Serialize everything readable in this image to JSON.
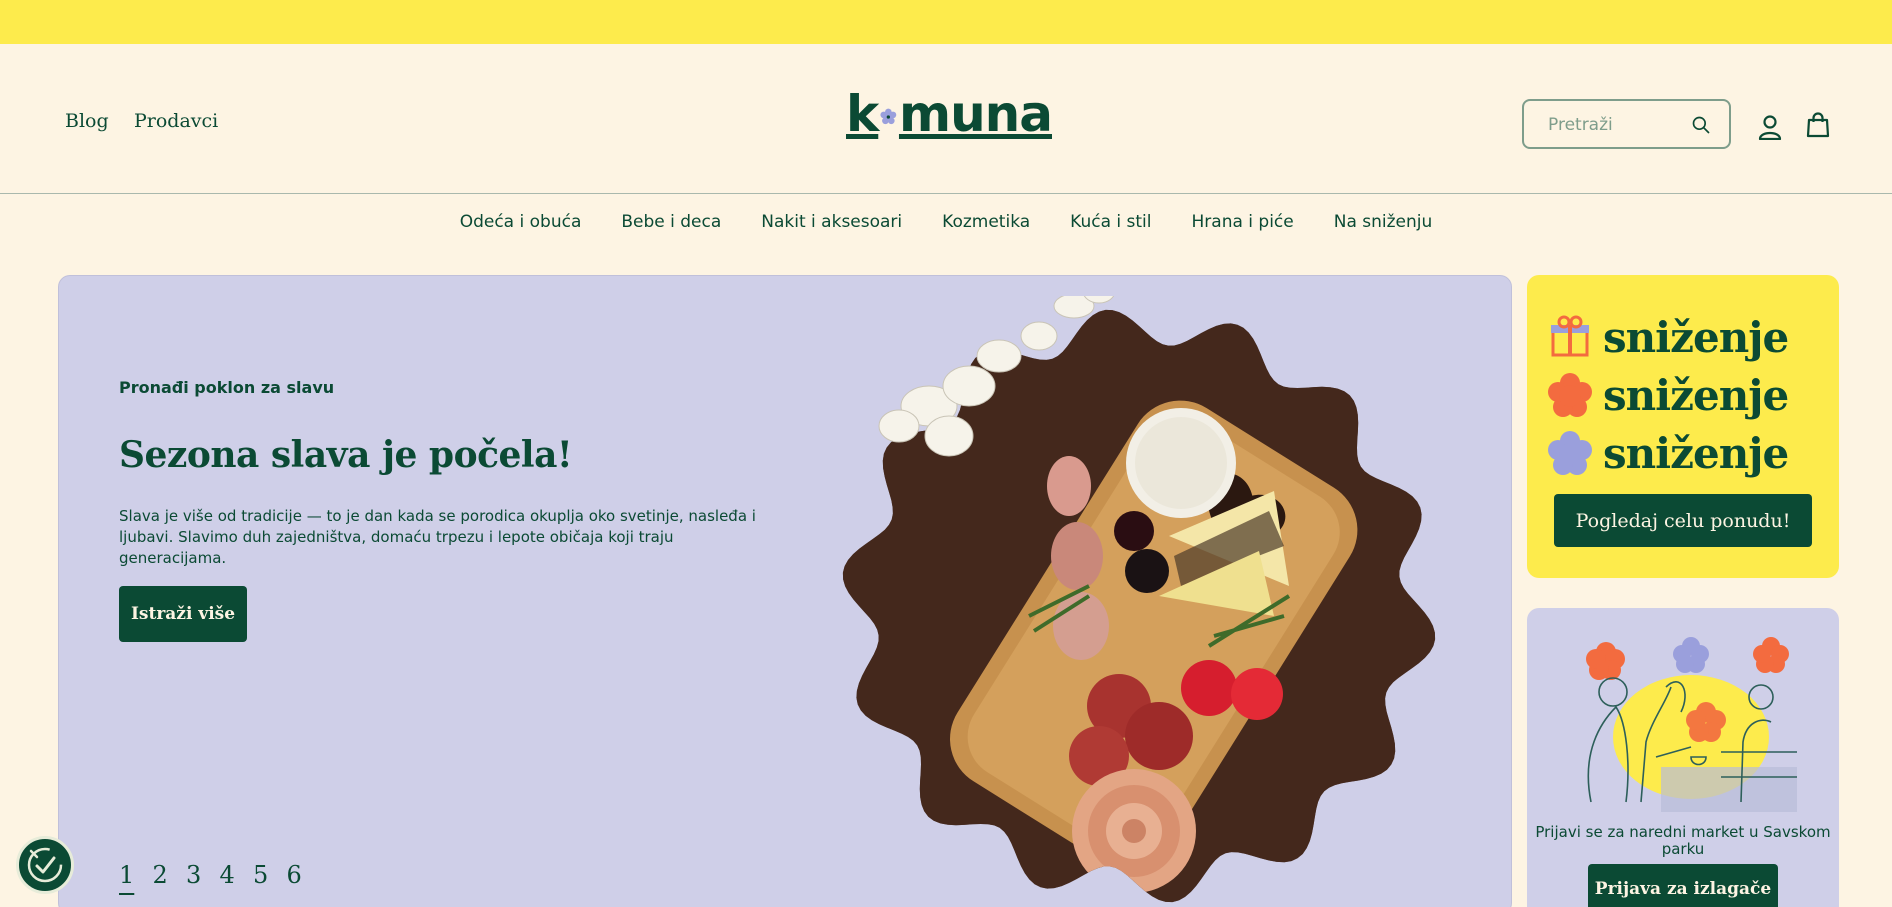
{
  "colors": {
    "brand": "#0b4a34",
    "topbar": "#fdeb4c",
    "background": "#fdf4e3",
    "hero": "#cfcfe8",
    "promo": "#fdeb4c",
    "accent_orange": "#f36b3f",
    "accent_lavender": "#9a9fdc"
  },
  "header": {
    "links": [
      "Blog",
      "Prodavci"
    ],
    "logo": {
      "prefix": "k",
      "suffix": "muna",
      "flower_icon": "flower-icon"
    },
    "search": {
      "placeholder": "Pretraži",
      "value": "",
      "icon": "search-icon"
    },
    "account_icon": "user-icon",
    "cart_icon": "shopping-bag-icon"
  },
  "categories": [
    "Odeća i obuća",
    "Bebe i deca",
    "Nakit i aksesoari",
    "Kozmetika",
    "Kuća i stil",
    "Hrana i piće",
    "Na sniženju"
  ],
  "hero": {
    "eyebrow": "Pronađi poklon za slavu",
    "title": "Sezona slava je počela!",
    "text": "Slava je više od tradicije — to je dan kada se porodica okuplja oko svetinje, nasleđa i ljubavi. Slavimo duh zajedništva, domaću trpezu i lepote običaja koji traju generacijama.",
    "button": "Istraži više",
    "pages": [
      "1",
      "2",
      "3",
      "4",
      "5",
      "6"
    ],
    "active_page": "1"
  },
  "promo": {
    "rows": [
      "sniženje",
      "sniženje",
      "sniženje"
    ],
    "row_icons": [
      "gift-icon",
      "flower-icon",
      "flower-icon"
    ],
    "button": "Pogledaj celu ponudu!"
  },
  "market": {
    "text": "Prijavi se za naredni market u Savskom parku",
    "button": "Prijava za izlagače"
  },
  "accessibility_badge": "accessibility-check-icon"
}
◆ ◆ ◆ ◆ ◆ ◆ ◆
» **TASK TO COMPLETE**:
Give the number of lines in the entries that hold the word "flower", and nothing else.

» **ANSWER TO THIS TASK**:
3